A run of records
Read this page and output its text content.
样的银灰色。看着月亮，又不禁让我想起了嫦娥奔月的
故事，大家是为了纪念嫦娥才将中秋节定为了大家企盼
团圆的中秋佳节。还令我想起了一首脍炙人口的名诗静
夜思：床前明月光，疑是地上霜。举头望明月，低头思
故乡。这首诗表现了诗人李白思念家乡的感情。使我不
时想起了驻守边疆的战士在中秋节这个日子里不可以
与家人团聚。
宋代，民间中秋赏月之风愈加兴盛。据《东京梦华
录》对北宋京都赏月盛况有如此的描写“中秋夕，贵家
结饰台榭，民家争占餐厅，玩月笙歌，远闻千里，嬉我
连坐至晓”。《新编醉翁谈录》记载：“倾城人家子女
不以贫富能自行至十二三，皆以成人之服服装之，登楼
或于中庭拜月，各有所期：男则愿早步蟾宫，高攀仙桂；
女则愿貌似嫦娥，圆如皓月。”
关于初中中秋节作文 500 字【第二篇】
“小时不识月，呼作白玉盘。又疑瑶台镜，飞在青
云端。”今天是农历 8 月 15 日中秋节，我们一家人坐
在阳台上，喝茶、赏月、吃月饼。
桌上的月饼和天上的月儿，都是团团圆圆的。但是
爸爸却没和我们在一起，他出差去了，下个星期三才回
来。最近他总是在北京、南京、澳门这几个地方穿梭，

— Your objective —
Write out all of the records once more, exactly.

— In response —
Read this page and output its text content.
样的银灰色。看着月亮，又不禁让我想起了嫦娥奔月的
故事，大家是为了纪念嫦娥才将中秋节定为了大家企盼
团圆的中秋佳节。还令我想起了一首脍炙人口的名诗静
夜思：床前明月光，疑是地上霜。举头望明月，低头思
故乡。这首诗表现了诗人李白思念家乡的感情。使我不
时想起了驻守边疆的战士在中秋节这个日子里不可以
与家人团聚。
宋代，民间中秋赏月之风愈加兴盛。据《东京梦华
录》对北宋京都赏月盛况有如此的描写“中秋夕，贵家
结饰台榭，民家争占餐厅，玩月笙歌，远闻千里，嬉我
连坐至晓”。《新编醉翁谈录》记载：“倾城人家子女
不以贫富能自行至十二三，皆以成人之服服装之，登楼
或于中庭拜月，各有所期：男则愿早步蟾宫，高攀仙桂；
女则愿貌似嫦娥，圆如皓月。”
关于初中中秋节作文 500 字【第二篇】
“小时不识月，呼作白玉盘。又疑瑶台镜，飞在青
云端。”今天是农历 8 月 15 日中秋节，我们一家人坐
在阳台上，喝茶、赏月、吃月饼。
桌上的月饼和天上的月儿，都是团团圆圆的。但是
爸爸却没和我们在一起，他出差去了，下个星期三才回
来。最近他总是在北京、南京、澳门这几个地方穿梭，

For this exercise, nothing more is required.